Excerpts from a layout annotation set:

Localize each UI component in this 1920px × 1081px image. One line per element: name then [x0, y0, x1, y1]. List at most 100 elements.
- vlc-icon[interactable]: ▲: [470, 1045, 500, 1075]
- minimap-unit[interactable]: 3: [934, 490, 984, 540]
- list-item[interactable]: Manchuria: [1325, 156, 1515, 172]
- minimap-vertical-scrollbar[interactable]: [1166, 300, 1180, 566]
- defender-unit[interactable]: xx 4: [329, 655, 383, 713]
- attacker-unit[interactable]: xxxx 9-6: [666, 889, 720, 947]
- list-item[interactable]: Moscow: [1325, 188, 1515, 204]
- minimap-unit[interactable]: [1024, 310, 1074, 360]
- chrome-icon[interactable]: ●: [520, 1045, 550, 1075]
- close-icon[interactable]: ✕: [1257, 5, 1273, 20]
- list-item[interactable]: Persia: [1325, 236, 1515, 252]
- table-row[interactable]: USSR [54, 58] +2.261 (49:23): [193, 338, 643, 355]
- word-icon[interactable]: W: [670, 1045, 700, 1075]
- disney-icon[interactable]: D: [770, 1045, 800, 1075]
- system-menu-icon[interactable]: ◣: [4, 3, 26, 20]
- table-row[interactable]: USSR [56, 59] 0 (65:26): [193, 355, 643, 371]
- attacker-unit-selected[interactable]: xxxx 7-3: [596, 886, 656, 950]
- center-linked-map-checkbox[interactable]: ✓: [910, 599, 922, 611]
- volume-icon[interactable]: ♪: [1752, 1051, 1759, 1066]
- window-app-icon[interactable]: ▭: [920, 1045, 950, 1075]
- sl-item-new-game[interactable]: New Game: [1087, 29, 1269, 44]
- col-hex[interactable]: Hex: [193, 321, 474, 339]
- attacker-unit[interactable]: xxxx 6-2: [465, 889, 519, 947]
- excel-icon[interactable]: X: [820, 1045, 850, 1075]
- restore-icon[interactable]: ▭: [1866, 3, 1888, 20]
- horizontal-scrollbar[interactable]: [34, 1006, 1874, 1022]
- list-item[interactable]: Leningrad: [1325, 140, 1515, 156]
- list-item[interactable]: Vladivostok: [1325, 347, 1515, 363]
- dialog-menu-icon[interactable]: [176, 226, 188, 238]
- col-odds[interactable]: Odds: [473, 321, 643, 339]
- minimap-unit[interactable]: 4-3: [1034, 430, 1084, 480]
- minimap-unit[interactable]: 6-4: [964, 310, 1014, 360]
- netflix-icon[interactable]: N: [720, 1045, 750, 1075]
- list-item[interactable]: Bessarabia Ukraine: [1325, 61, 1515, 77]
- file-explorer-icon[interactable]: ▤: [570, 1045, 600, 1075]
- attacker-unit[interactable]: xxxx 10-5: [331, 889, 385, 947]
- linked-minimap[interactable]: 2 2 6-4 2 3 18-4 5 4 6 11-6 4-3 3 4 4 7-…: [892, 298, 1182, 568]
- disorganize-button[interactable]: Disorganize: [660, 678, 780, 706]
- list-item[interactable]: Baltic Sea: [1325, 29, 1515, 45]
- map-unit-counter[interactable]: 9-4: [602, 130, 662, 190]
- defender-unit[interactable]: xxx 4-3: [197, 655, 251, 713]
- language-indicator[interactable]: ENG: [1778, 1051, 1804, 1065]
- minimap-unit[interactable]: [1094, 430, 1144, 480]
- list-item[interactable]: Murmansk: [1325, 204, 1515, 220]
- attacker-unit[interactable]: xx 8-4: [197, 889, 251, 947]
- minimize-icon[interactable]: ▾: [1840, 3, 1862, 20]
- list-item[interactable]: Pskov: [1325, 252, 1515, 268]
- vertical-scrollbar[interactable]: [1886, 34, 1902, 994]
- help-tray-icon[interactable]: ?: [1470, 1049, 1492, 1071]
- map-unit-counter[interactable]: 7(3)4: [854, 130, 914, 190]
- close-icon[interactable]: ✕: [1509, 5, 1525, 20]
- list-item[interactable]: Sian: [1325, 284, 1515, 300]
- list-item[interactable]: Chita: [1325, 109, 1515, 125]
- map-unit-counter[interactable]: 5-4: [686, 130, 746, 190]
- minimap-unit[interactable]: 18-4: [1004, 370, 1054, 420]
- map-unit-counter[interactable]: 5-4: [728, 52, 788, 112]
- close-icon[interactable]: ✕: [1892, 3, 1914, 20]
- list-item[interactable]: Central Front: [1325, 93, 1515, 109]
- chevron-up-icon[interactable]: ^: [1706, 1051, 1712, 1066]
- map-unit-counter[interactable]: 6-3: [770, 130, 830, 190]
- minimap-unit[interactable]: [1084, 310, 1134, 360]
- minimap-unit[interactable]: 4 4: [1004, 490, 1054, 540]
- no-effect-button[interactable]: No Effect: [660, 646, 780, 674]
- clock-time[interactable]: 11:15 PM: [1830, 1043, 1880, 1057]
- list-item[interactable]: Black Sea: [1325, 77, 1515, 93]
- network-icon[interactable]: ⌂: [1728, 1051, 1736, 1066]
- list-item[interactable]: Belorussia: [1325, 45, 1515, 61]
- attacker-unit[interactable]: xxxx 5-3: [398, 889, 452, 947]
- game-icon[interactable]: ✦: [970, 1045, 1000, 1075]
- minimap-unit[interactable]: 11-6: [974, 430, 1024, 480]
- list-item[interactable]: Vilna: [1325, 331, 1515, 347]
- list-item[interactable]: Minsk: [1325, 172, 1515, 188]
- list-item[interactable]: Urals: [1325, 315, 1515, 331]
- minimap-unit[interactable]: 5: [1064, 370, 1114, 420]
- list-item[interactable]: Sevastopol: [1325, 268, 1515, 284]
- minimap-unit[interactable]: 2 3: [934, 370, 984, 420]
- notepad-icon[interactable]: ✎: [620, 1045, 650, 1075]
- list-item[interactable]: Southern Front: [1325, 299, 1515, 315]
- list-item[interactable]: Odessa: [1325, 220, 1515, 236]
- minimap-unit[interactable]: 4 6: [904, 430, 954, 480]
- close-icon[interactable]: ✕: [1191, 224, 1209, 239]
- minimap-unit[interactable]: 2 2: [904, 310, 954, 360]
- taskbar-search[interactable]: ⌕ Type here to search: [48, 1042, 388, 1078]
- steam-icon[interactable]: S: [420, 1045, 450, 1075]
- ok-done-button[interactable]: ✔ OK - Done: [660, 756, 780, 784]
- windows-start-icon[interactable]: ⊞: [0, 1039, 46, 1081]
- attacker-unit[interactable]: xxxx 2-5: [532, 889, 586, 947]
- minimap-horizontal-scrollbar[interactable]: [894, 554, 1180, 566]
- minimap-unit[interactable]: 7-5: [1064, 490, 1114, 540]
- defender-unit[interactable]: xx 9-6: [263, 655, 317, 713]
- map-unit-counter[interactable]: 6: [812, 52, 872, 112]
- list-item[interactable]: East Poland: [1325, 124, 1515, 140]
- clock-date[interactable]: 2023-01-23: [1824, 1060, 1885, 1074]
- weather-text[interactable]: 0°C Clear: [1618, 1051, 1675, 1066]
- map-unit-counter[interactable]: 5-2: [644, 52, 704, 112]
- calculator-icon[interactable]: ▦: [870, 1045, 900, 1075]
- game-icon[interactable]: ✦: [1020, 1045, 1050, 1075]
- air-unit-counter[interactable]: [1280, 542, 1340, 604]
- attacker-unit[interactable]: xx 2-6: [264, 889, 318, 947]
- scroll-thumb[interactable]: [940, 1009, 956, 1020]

§ WHAT YOU HAVE TO DO:
Reproduce these lines verbatim, covering all the items above.

§ EXERCISE RESULT:
Localize each UI component in this 1920px × 1081px image. One line per element: name then [x0, y0, x1, y1]. List at most 100 elements.
- vlc-icon[interactable]: ▲: [470, 1045, 500, 1075]
- minimap-unit[interactable]: 3: [934, 490, 984, 540]
- list-item[interactable]: Manchuria: [1325, 156, 1515, 172]
- minimap-vertical-scrollbar[interactable]: [1166, 300, 1180, 566]
- defender-unit[interactable]: xx 4: [329, 655, 383, 713]
- attacker-unit[interactable]: xxxx 9-6: [666, 889, 720, 947]
- list-item[interactable]: Moscow: [1325, 188, 1515, 204]
- minimap-unit[interactable]: [1024, 310, 1074, 360]
- chrome-icon[interactable]: ●: [520, 1045, 550, 1075]
- close-icon[interactable]: ✕: [1257, 5, 1273, 20]
- list-item[interactable]: Persia: [1325, 236, 1515, 252]
- table-row[interactable]: USSR [54, 58] +2.261 (49:23): [193, 338, 643, 355]
- word-icon[interactable]: W: [670, 1045, 700, 1075]
- disney-icon[interactable]: D: [770, 1045, 800, 1075]
- system-menu-icon[interactable]: ◣: [4, 3, 26, 20]
- table-row[interactable]: USSR [56, 59] 0 (65:26): [193, 355, 643, 371]
- attacker-unit-selected[interactable]: xxxx 7-3: [596, 886, 656, 950]
- center-linked-map-checkbox[interactable]: ✓: [910, 599, 922, 611]
- volume-icon[interactable]: ♪: [1752, 1051, 1759, 1066]
- window-app-icon[interactable]: ▭: [920, 1045, 950, 1075]
- sl-item-new-game[interactable]: New Game: [1087, 29, 1269, 44]
- col-hex[interactable]: Hex: [193, 321, 474, 339]
- attacker-unit[interactable]: xxxx 6-2: [465, 889, 519, 947]
- excel-icon[interactable]: X: [820, 1045, 850, 1075]
- restore-icon[interactable]: ▭: [1866, 3, 1888, 20]
- horizontal-scrollbar[interactable]: [34, 1006, 1874, 1022]
- list-item[interactable]: Leningrad: [1325, 140, 1515, 156]
- list-item[interactable]: Vladivostok: [1325, 347, 1515, 363]
- dialog-menu-icon[interactable]: [176, 226, 188, 238]
- col-odds[interactable]: Odds: [473, 321, 643, 339]
- minimap-unit[interactable]: 4-3: [1034, 430, 1084, 480]
- minimap-unit[interactable]: 6-4: [964, 310, 1014, 360]
- netflix-icon[interactable]: N: [720, 1045, 750, 1075]
- list-item[interactable]: Bessarabia Ukraine: [1325, 61, 1515, 77]
- file-explorer-icon[interactable]: ▤: [570, 1045, 600, 1075]
- attacker-unit[interactable]: xxxx 10-5: [331, 889, 385, 947]
- linked-minimap[interactable]: 2 2 6-4 2 3 18-4 5 4 6 11-6 4-3 3 4 4 7-…: [892, 298, 1182, 568]
- disorganize-button[interactable]: Disorganize: [660, 678, 780, 706]
- list-item[interactable]: Baltic Sea: [1325, 29, 1515, 45]
- map-unit-counter[interactable]: 9-4: [602, 130, 662, 190]
- defender-unit[interactable]: xxx 4-3: [197, 655, 251, 713]
- language-indicator[interactable]: ENG: [1778, 1051, 1804, 1065]
- minimap-unit[interactable]: [1094, 430, 1144, 480]
- list-item[interactable]: Murmansk: [1325, 204, 1515, 220]
- attacker-unit[interactable]: xx 8-4: [197, 889, 251, 947]
- minimize-icon[interactable]: ▾: [1840, 3, 1862, 20]
- list-item[interactable]: Pskov: [1325, 252, 1515, 268]
- vertical-scrollbar[interactable]: [1886, 34, 1902, 994]
- help-tray-icon[interactable]: ?: [1470, 1049, 1492, 1071]
- map-unit-counter[interactable]: 7(3)4: [854, 130, 914, 190]
- close-icon[interactable]: ✕: [1509, 5, 1525, 20]
- list-item[interactable]: Sian: [1325, 284, 1515, 300]
- list-item[interactable]: Chita: [1325, 109, 1515, 125]
- map-unit-counter[interactable]: 5-4: [686, 130, 746, 190]
- minimap-unit[interactable]: 18-4: [1004, 370, 1054, 420]
- map-unit-counter[interactable]: 5-4: [728, 52, 788, 112]
- close-icon[interactable]: ✕: [1892, 3, 1914, 20]
- list-item[interactable]: Central Front: [1325, 93, 1515, 109]
- chevron-up-icon[interactable]: ^: [1706, 1051, 1712, 1066]
- map-unit-counter[interactable]: 6-3: [770, 130, 830, 190]
- minimap-unit[interactable]: [1084, 310, 1134, 360]
- minimap-unit[interactable]: 4 4: [1004, 490, 1054, 540]
- no-effect-button[interactable]: No Effect: [660, 646, 780, 674]
- clock-time[interactable]: 11:15 PM: [1830, 1043, 1880, 1057]
- list-item[interactable]: Black Sea: [1325, 77, 1515, 93]
- network-icon[interactable]: ⌂: [1728, 1051, 1736, 1066]
- list-item[interactable]: Belorussia: [1325, 45, 1515, 61]
- attacker-unit[interactable]: xxxx 5-3: [398, 889, 452, 947]
- game-icon[interactable]: ✦: [970, 1045, 1000, 1075]
- minimap-unit[interactable]: 11-6: [974, 430, 1024, 480]
- list-item[interactable]: Vilna: [1325, 331, 1515, 347]
- list-item[interactable]: Minsk: [1325, 172, 1515, 188]
- list-item[interactable]: Urals: [1325, 315, 1515, 331]
- minimap-unit[interactable]: 5: [1064, 370, 1114, 420]
- list-item[interactable]: Sevastopol: [1325, 268, 1515, 284]
- minimap-unit[interactable]: 2 3: [934, 370, 984, 420]
- notepad-icon[interactable]: ✎: [620, 1045, 650, 1075]
- list-item[interactable]: Southern Front: [1325, 299, 1515, 315]
- list-item[interactable]: Odessa: [1325, 220, 1515, 236]
- minimap-unit[interactable]: 4 6: [904, 430, 954, 480]
- close-icon[interactable]: ✕: [1191, 224, 1209, 239]
- minimap-unit[interactable]: 2 2: [904, 310, 954, 360]
- taskbar-search[interactable]: ⌕ Type here to search: [48, 1042, 388, 1078]
- steam-icon[interactable]: S: [420, 1045, 450, 1075]
- ok-done-button[interactable]: ✔ OK - Done: [660, 756, 780, 784]
- windows-start-icon[interactable]: ⊞: [0, 1039, 46, 1081]
- attacker-unit[interactable]: xxxx 2-5: [532, 889, 586, 947]
- minimap-horizontal-scrollbar[interactable]: [894, 554, 1180, 566]
- minimap-unit[interactable]: 7-5: [1064, 490, 1114, 540]
- defender-unit[interactable]: xx 9-6: [263, 655, 317, 713]
- map-unit-counter[interactable]: 6: [812, 52, 872, 112]
- list-item[interactable]: East Poland: [1325, 124, 1515, 140]
- clock-date[interactable]: 2023-01-23: [1824, 1060, 1885, 1074]
- weather-text[interactable]: 0°C Clear: [1618, 1051, 1675, 1066]
- map-unit-counter[interactable]: 5-2: [644, 52, 704, 112]
- calculator-icon[interactable]: ▦: [870, 1045, 900, 1075]
- game-icon[interactable]: ✦: [1020, 1045, 1050, 1075]
- air-unit-counter[interactable]: [1280, 542, 1340, 604]
- attacker-unit[interactable]: xx 2-6: [264, 889, 318, 947]
- scroll-thumb[interactable]: [940, 1009, 956, 1020]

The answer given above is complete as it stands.